• Task to carry out:
Write out only the tail of the records, beginning at the line containing "OCR this image." and including the last line, exactly as written.

### Supplied records ###

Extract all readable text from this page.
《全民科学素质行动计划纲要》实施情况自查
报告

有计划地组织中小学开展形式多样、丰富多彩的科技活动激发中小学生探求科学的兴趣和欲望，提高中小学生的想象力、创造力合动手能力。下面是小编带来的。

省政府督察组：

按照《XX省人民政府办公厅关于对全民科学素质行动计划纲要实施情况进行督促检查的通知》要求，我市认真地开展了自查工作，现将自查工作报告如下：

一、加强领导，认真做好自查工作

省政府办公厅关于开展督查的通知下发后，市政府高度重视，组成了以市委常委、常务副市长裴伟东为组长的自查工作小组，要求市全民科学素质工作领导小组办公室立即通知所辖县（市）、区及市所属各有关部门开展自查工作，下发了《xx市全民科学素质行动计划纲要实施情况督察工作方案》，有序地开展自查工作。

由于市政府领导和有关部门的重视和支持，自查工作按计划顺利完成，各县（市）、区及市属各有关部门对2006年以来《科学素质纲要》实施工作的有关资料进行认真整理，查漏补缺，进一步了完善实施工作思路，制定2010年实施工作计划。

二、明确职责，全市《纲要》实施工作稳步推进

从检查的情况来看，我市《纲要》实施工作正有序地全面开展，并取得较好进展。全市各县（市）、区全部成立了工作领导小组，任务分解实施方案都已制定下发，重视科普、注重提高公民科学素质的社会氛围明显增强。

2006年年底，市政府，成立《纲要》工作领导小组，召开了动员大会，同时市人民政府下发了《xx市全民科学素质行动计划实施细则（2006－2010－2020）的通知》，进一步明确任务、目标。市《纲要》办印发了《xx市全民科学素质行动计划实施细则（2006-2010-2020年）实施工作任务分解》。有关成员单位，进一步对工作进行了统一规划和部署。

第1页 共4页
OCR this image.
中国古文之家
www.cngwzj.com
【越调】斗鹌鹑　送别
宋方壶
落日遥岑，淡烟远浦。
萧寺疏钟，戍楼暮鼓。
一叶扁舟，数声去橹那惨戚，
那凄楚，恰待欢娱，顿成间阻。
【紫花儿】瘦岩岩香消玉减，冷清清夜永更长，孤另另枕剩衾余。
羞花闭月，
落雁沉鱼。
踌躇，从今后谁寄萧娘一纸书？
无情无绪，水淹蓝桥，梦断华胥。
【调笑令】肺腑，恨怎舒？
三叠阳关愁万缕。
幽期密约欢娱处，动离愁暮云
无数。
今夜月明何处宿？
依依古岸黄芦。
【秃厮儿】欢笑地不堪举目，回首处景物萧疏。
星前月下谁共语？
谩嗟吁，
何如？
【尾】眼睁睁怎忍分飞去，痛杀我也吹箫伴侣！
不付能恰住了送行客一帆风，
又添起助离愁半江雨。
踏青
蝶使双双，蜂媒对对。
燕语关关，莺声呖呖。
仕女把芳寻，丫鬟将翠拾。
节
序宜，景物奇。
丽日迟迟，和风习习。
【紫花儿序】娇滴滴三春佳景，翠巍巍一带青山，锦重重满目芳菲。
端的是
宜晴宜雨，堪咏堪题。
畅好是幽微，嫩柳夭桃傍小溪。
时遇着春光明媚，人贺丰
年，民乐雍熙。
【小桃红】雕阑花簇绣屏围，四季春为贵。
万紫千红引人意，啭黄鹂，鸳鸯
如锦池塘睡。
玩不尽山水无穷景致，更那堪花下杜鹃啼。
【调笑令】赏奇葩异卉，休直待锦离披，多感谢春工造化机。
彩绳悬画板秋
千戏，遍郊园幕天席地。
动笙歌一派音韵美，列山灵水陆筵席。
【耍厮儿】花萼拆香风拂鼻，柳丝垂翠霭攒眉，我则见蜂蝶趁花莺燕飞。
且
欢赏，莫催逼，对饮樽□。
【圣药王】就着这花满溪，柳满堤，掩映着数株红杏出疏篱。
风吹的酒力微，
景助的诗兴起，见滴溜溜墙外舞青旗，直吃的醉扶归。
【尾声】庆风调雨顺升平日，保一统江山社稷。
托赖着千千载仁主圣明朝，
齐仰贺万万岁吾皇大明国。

###

• Right answer:
OCR this image.
中国古文之家
www.cngwzj.com
【越调】斗鹌鹑　送别
宋方壶
落日遥岑，淡烟远浦。
萧寺疏钟，戍楼暮鼓。
一叶扁舟，数声去橹那惨戚，
那凄楚，恰待欢娱，顿成间阻。
【紫花儿】瘦岩岩香消玉减，冷清清夜永更长，孤另另枕剩衾余。
羞花闭月，
落雁沉鱼。
踌躇，从今后谁寄萧娘一纸书？
无情无绪，水淹蓝桥，梦断华胥。
【调笑令】肺腑，恨怎舒？
三叠阳关愁万缕。
幽期密约欢娱处，动离愁暮云
无数。
今夜月明何处宿？
依依古岸黄芦。
【秃厮儿】欢笑地不堪举目，回首处景物萧疏。
星前月下谁共语？
谩嗟吁，
何如？
【尾】眼睁睁怎忍分飞去，痛杀我也吹箫伴侣！
不付能恰住了送行客一帆风，
又添起助离愁半江雨。
踏青
蝶使双双，蜂媒对对。
燕语关关，莺声呖呖。
仕女把芳寻，丫鬟将翠拾。
节
序宜，景物奇。
丽日迟迟，和风习习。
【紫花儿序】娇滴滴三春佳景，翠巍巍一带青山，锦重重满目芳菲。
端的是
宜晴宜雨，堪咏堪题。
畅好是幽微，嫩柳夭桃傍小溪。
时遇着春光明媚，人贺丰
年，民乐雍熙。
【小桃红】雕阑花簇绣屏围，四季春为贵。
万紫千红引人意，啭黄鹂，鸳鸯
如锦池塘睡。
玩不尽山水无穷景致，更那堪花下杜鹃啼。
【调笑令】赏奇葩异卉，休直待锦离披，多感谢春工造化机。
彩绳悬画板秋
千戏，遍郊园幕天席地。
动笙歌一派音韵美，列山灵水陆筵席。
【耍厮儿】花萼拆香风拂鼻，柳丝垂翠霭攒眉，我则见蜂蝶趁花莺燕飞。
且
欢赏，莫催逼，对饮樽□。
【圣药王】就着这花满溪，柳满堤，掩映着数株红杏出疏篱。
风吹的酒力微，
景助的诗兴起，见滴溜溜墙外舞青旗，直吃的醉扶归。
【尾声】庆风调雨顺升平日，保一统江山社稷。
托赖着千千载仁主圣明朝，
齐仰贺万万岁吾皇大明国。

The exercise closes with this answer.